**WRITTEN REQUEST:** Set each record down exactly, excluding all images.

Stored records
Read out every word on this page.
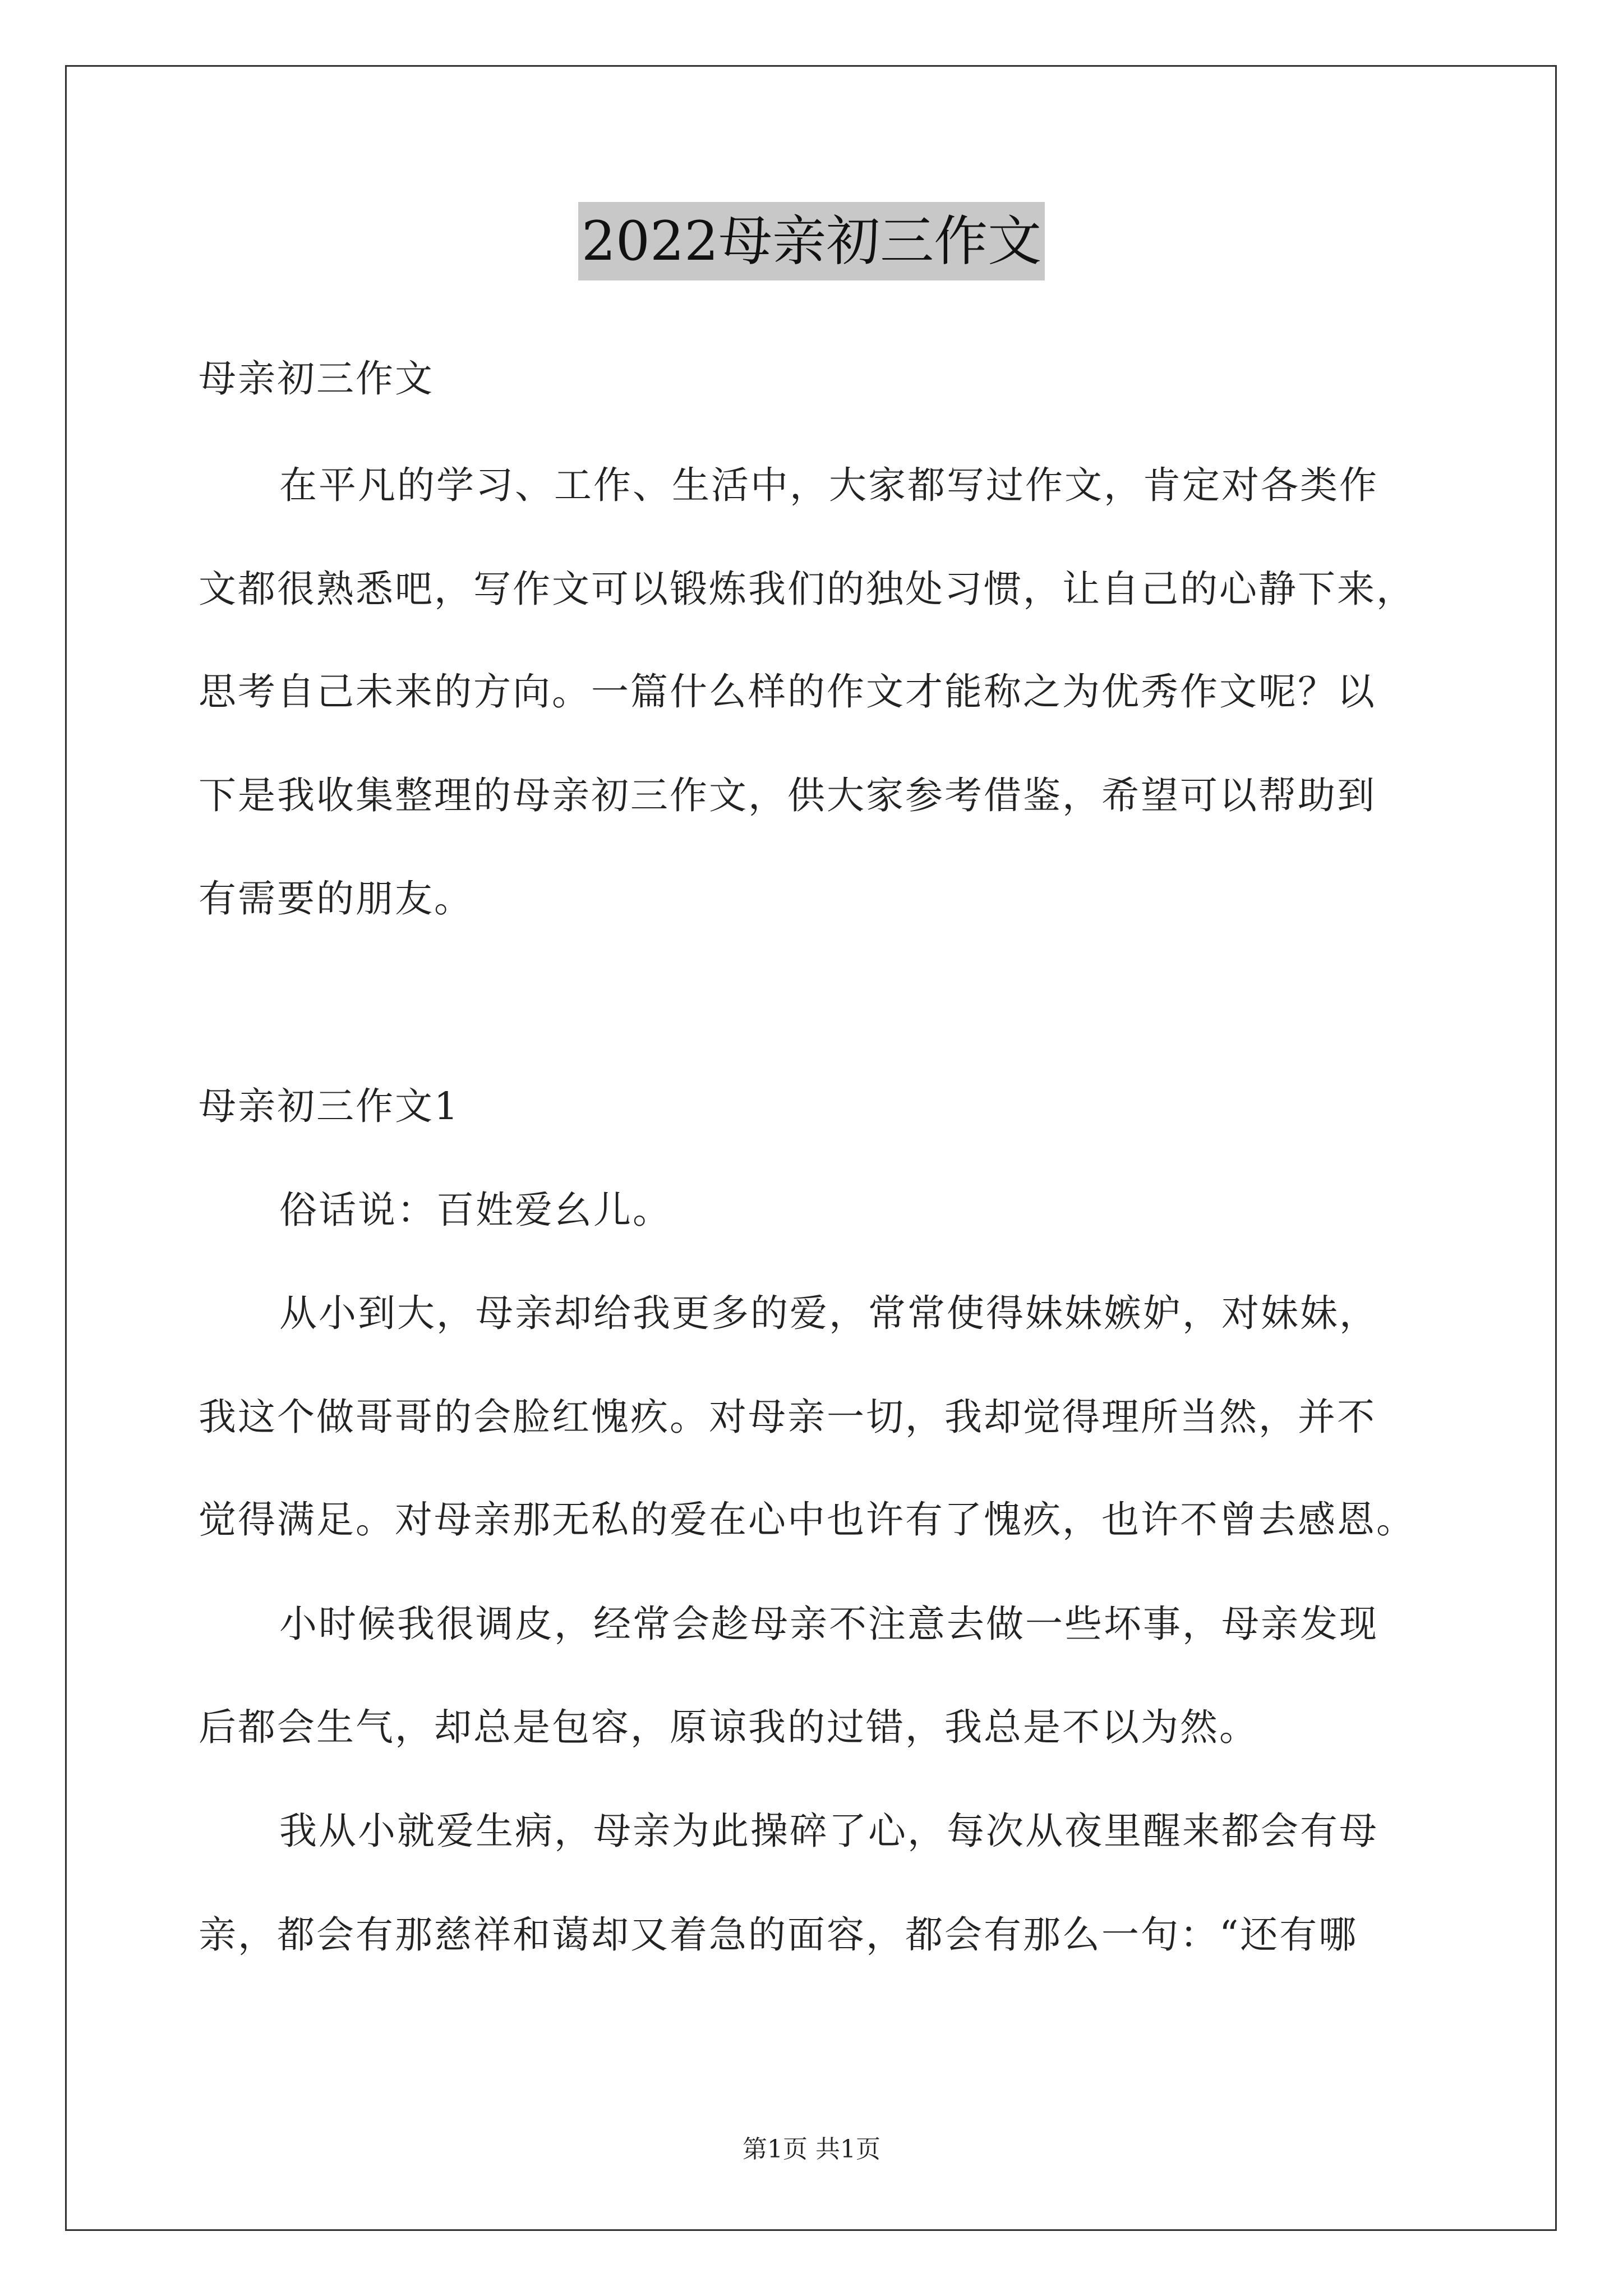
2022母亲初三作文
母亲初三作文
在平凡的学习、工作、生活中，大家都写过作文，肯定对各类作
文都很熟悉吧，写作文可以锻炼我们的独处习惯，让自己的心静下来，
思考自己未来的方向。一篇什么样的作文才能称之为优秀作文呢？以
下是我收集整理的母亲初三作文，供大家参考借鉴，希望可以帮助到
有需要的朋友。
母亲初三作文1
俗话说：百姓爱幺儿。
从小到大，母亲却给我更多的爱，常常使得妹妹嫉妒，对妹妹，
我这个做哥哥的会脸红愧疚。对母亲一切，我却觉得理所当然，并不
觉得满足。对母亲那无私的爱在心中也许有了愧疚，也许不曾去感恩。
小时候我很调皮，经常会趁母亲不注意去做一些坏事，母亲发现
后都会生气，却总是包容，原谅我的过错，我总是不以为然。
我从小就爱生病，母亲为此操碎了心，每次从夜里醒来都会有母
亲，都会有那慈祥和蔼却又着急的面容，都会有那么一句：“还有哪
第1页 共1页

**THE RESPONSE:**
Read out every word on this page.
2022母亲初三作文
母亲初三作文
在平凡的学习、工作、生活中，大家都写过作文，肯定对各类作
文都很熟悉吧，写作文可以锻炼我们的独处习惯，让自己的心静下来，
思考自己未来的方向。一篇什么样的作文才能称之为优秀作文呢？以
下是我收集整理的母亲初三作文，供大家参考借鉴，希望可以帮助到
有需要的朋友。
母亲初三作文1
俗话说：百姓爱幺儿。
从小到大，母亲却给我更多的爱，常常使得妹妹嫉妒，对妹妹，
我这个做哥哥的会脸红愧疚。对母亲一切，我却觉得理所当然，并不
觉得满足。对母亲那无私的爱在心中也许有了愧疚，也许不曾去感恩。
小时候我很调皮，经常会趁母亲不注意去做一些坏事，母亲发现
后都会生气，却总是包容，原谅我的过错，我总是不以为然。
我从小就爱生病，母亲为此操碎了心，每次从夜里醒来都会有母
亲，都会有那慈祥和蔼却又着急的面容，都会有那么一句：“还有哪
第1页 共1页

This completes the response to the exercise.